STATED GOAL: Write out the whole of the material exactly.

INPUT DATA:
"""
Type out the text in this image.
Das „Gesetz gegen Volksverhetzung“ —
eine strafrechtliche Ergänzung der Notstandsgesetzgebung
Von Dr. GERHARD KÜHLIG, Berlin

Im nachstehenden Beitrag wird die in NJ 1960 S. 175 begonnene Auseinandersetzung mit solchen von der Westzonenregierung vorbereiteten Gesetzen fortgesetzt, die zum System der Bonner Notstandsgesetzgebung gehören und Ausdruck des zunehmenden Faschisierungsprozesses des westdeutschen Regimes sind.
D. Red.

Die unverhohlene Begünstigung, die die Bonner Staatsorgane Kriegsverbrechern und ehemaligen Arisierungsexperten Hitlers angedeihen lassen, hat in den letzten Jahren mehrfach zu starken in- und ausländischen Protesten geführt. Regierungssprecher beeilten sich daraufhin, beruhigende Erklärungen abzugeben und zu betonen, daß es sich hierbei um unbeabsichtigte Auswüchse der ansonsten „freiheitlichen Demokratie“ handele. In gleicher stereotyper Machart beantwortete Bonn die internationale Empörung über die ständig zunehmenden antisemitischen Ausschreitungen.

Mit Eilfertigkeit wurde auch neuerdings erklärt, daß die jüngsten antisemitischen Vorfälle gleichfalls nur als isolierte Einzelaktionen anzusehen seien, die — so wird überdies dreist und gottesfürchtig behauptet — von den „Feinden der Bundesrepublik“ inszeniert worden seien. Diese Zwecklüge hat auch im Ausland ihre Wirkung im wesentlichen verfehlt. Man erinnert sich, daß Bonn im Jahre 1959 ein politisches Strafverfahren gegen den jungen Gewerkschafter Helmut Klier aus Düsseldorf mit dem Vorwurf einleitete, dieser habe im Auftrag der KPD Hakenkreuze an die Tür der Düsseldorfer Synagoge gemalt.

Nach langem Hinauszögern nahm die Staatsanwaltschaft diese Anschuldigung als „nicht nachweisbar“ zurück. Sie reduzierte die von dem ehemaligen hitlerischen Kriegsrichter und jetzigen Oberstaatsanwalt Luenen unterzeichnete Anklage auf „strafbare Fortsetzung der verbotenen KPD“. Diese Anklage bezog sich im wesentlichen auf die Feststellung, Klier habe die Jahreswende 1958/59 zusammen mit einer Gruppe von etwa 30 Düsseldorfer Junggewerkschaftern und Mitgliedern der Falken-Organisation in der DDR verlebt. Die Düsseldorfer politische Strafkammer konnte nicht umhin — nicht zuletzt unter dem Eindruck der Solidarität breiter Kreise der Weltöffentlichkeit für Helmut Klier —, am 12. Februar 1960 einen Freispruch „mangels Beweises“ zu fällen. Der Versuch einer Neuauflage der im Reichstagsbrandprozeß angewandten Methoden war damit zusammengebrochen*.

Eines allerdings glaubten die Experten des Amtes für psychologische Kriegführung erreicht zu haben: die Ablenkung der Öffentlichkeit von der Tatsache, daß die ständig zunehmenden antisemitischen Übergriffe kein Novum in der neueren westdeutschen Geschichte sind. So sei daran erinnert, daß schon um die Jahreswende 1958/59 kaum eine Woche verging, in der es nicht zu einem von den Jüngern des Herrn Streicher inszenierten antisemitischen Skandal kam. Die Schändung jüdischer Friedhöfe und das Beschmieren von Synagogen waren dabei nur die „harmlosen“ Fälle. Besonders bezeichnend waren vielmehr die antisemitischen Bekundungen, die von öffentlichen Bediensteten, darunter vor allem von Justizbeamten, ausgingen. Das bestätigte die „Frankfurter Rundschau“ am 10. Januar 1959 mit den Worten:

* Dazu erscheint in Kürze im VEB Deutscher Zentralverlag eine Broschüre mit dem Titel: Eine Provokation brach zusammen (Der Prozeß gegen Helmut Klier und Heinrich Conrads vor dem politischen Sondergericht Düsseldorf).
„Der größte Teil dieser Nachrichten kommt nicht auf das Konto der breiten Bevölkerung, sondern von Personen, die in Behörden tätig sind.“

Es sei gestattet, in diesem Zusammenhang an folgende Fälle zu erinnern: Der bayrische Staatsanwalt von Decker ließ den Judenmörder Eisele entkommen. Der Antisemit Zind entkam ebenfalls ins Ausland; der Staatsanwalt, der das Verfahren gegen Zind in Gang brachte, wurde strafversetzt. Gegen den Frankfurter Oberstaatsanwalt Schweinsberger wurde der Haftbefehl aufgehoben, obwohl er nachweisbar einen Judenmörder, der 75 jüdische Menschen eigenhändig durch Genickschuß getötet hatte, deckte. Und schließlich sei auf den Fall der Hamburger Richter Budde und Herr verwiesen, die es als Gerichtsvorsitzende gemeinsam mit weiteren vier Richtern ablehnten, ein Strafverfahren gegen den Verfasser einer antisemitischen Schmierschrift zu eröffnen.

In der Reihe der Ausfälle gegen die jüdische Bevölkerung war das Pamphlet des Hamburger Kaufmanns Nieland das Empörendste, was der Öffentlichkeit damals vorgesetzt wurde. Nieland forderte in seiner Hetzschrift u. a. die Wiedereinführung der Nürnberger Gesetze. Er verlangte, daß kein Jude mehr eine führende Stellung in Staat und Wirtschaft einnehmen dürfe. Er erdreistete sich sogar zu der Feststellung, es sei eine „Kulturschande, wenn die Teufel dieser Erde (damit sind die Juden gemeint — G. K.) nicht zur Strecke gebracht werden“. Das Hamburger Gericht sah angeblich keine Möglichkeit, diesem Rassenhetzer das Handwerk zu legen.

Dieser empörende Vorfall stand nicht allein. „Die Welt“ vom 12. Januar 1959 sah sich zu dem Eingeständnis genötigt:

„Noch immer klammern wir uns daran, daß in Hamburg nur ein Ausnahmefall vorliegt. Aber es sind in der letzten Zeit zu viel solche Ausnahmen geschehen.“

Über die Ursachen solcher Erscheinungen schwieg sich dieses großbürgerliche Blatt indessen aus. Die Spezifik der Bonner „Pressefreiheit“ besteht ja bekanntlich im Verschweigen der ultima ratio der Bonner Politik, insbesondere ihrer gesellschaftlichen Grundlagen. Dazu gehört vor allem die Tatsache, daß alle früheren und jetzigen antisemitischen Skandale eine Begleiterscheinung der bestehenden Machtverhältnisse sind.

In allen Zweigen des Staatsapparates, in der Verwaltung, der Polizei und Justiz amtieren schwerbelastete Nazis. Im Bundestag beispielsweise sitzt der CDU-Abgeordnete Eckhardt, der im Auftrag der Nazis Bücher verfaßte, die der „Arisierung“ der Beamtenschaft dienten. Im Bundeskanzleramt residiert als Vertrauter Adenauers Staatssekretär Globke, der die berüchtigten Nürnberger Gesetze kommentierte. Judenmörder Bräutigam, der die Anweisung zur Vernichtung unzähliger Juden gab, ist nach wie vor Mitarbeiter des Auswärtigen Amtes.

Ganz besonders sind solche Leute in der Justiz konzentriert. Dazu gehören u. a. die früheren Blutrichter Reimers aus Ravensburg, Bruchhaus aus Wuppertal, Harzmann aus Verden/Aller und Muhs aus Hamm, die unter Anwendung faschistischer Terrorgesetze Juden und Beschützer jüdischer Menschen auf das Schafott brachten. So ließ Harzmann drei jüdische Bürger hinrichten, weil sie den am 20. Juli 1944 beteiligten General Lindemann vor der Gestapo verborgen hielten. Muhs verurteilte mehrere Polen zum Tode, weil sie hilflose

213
"""
FULL RESPONSE:
Type out the text in this image.
Das „Gesetz gegen Volksverhetzung“ —
eine strafrechtliche Ergänzung der Notstandsgesetzgebung
Von Dr. GERHARD KÜHLIG, Berlin

Im nachstehenden Beitrag wird die in NJ 1960 S. 175 begonnene Auseinandersetzung mit solchen von der Westzonenregierung vorbereiteten Gesetzen fortgesetzt, die zum System der Bonner Notstandsgesetzgebung gehören und Ausdruck des zunehmenden Faschisierungsprozesses des westdeutschen Regimes sind.
D. Red.

Die unverhohlene Begünstigung, die die Bonner Staatsorgane Kriegsverbrechern und ehemaligen Arisierungsexperten Hitlers angedeihen lassen, hat in den letzten Jahren mehrfach zu starken in- und ausländischen Protesten geführt. Regierungssprecher beeilten sich daraufhin, beruhigende Erklärungen abzugeben und zu betonen, daß es sich hierbei um unbeabsichtigte Auswüchse der ansonsten „freiheitlichen Demokratie“ handele. In gleicher stereotyper Machart beantwortete Bonn die internationale Empörung über die ständig zunehmenden antisemitischen Ausschreitungen.

Mit Eilfertigkeit wurde auch neuerdings erklärt, daß die jüngsten antisemitischen Vorfälle gleichfalls nur als isolierte Einzelaktionen anzusehen seien, die — so wird überdies dreist und gottesfürchtig behauptet — von den „Feinden der Bundesrepublik“ inszeniert worden seien. Diese Zwecklüge hat auch im Ausland ihre Wirkung im wesentlichen verfehlt. Man erinnert sich, daß Bonn im Jahre 1959 ein politisches Strafverfahren gegen den jungen Gewerkschafter Helmut Klier aus Düsseldorf mit dem Vorwurf einleitete, dieser habe im Auftrag der KPD Hakenkreuze an die Tür der Düsseldorfer Synagoge gemalt.

Nach langem Hinauszögern nahm die Staatsanwaltschaft diese Anschuldigung als „nicht nachweisbar“ zurück. Sie reduzierte die von dem ehemaligen hitlerischen Kriegsrichter und jetzigen Oberstaatsanwalt Luenen unterzeichnete Anklage auf „strafbare Fortsetzung der verbotenen KPD“. Diese Anklage bezog sich im wesentlichen auf die Feststellung, Klier habe die Jahreswende 1958/59 zusammen mit einer Gruppe von etwa 30 Düsseldorfer Junggewerkschaftern und Mitgliedern der Falken-Organisation in der DDR verlebt. Die Düsseldorfer politische Strafkammer konnte nicht umhin — nicht zuletzt unter dem Eindruck der Solidarität breiter Kreise der Weltöffentlichkeit für Helmut Klier —, am 12. Februar 1960 einen Freispruch „mangels Beweises“ zu fällen. Der Versuch einer Neuauflage der im Reichstagsbrandprozeß angewandten Methoden war damit zusammengebrochen*.

Eines allerdings glaubten die Experten des Amtes für psychologische Kriegführung erreicht zu haben: die Ablenkung der Öffentlichkeit von der Tatsache, daß die ständig zunehmenden antisemitischen Übergriffe kein Novum in der neueren westdeutschen Geschichte sind. So sei daran erinnert, daß schon um die Jahreswende 1958/59 kaum eine Woche verging, in der es nicht zu einem von den Jüngern des Herrn Streicher inszenierten antisemitischen Skandal kam. Die Schändung jüdischer Friedhöfe und das Beschmieren von Synagogen waren dabei nur die „harmlosen“ Fälle. Besonders bezeichnend waren vielmehr die antisemitischen Bekundungen, die von öffentlichen Bediensteten, darunter vor allem von Justizbeamten, ausgingen. Das bestätigte die „Frankfurter Rundschau“ am 10. Januar 1959 mit den Worten:

* Dazu erscheint in Kürze im VEB Deutscher Zentralverlag eine Broschüre mit dem Titel: Eine Provokation brach zusammen (Der Prozeß gegen Helmut Klier und Heinrich Conrads vor dem politischen Sondergericht Düsseldorf).
„Der größte Teil dieser Nachrichten kommt nicht auf das Konto der breiten Bevölkerung, sondern von Personen, die in Behörden tätig sind.“

Es sei gestattet, in diesem Zusammenhang an folgende Fälle zu erinnern: Der bayrische Staatsanwalt von Decker ließ den Judenmörder Eisele entkommen. Der Antisemit Zind entkam ebenfalls ins Ausland; der Staatsanwalt, der das Verfahren gegen Zind in Gang brachte, wurde strafversetzt. Gegen den Frankfurter Oberstaatsanwalt Schweinsberger wurde der Haftbefehl aufgehoben, obwohl er nachweisbar einen Judenmörder, der 75 jüdische Menschen eigenhändig durch Genickschuß getötet hatte, deckte. Und schließlich sei auf den Fall der Hamburger Richter Budde und Herr verwiesen, die es als Gerichtsvorsitzende gemeinsam mit weiteren vier Richtern ablehnten, ein Strafverfahren gegen den Verfasser einer antisemitischen Schmierschrift zu eröffnen.

In der Reihe der Ausfälle gegen die jüdische Bevölkerung war das Pamphlet des Hamburger Kaufmanns Nieland das Empörendste, was der Öffentlichkeit damals vorgesetzt wurde. Nieland forderte in seiner Hetzschrift u. a. die Wiedereinführung der Nürnberger Gesetze. Er verlangte, daß kein Jude mehr eine führende Stellung in Staat und Wirtschaft einnehmen dürfe. Er erdreistete sich sogar zu der Feststellung, es sei eine „Kulturschande, wenn die Teufel dieser Erde (damit sind die Juden gemeint — G. K.) nicht zur Strecke gebracht werden“. Das Hamburger Gericht sah angeblich keine Möglichkeit, diesem Rassenhetzer das Handwerk zu legen.

Dieser empörende Vorfall stand nicht allein. „Die Welt“ vom 12. Januar 1959 sah sich zu dem Eingeständnis genötigt:

„Noch immer klammern wir uns daran, daß in Hamburg nur ein Ausnahmefall vorliegt. Aber es sind in der letzten Zeit zu viel solche Ausnahmen geschehen.“

Über die Ursachen solcher Erscheinungen schwieg sich dieses großbürgerliche Blatt indessen aus. Die Spezifik der Bonner „Pressefreiheit“ besteht ja bekanntlich im Verschweigen der ultima ratio der Bonner Politik, insbesondere ihrer gesellschaftlichen Grundlagen. Dazu gehört vor allem die Tatsache, daß alle früheren und jetzigen antisemitischen Skandale eine Begleiterscheinung der bestehenden Machtverhältnisse sind.

In allen Zweigen des Staatsapparates, in der Verwaltung, der Polizei und Justiz amtieren schwerbelastete Nazis. Im Bundestag beispielsweise sitzt der CDU-Abgeordnete Eckhardt, der im Auftrag der Nazis Bücher verfaßte, die der „Arisierung“ der Beamtenschaft dienten. Im Bundeskanzleramt residiert als Vertrauter Adenauers Staatssekretär Globke, der die berüchtigten Nürnberger Gesetze kommentierte. Judenmörder Bräutigam, der die Anweisung zur Vernichtung unzähliger Juden gab, ist nach wie vor Mitarbeiter des Auswärtigen Amtes.

Ganz besonders sind solche Leute in der Justiz konzentriert. Dazu gehören u. a. die früheren Blutrichter Reimers aus Ravensburg, Bruchhaus aus Wuppertal, Harzmann aus Verden/Aller und Muhs aus Hamm, die unter Anwendung faschistischer Terrorgesetze Juden und Beschützer jüdischer Menschen auf das Schafott brachten. So ließ Harzmann drei jüdische Bürger hinrichten, weil sie den am 20. Juli 1944 beteiligten General Lindemann vor der Gestapo verborgen hielten. Muhs verurteilte mehrere Polen zum Tode, weil sie hilflose

213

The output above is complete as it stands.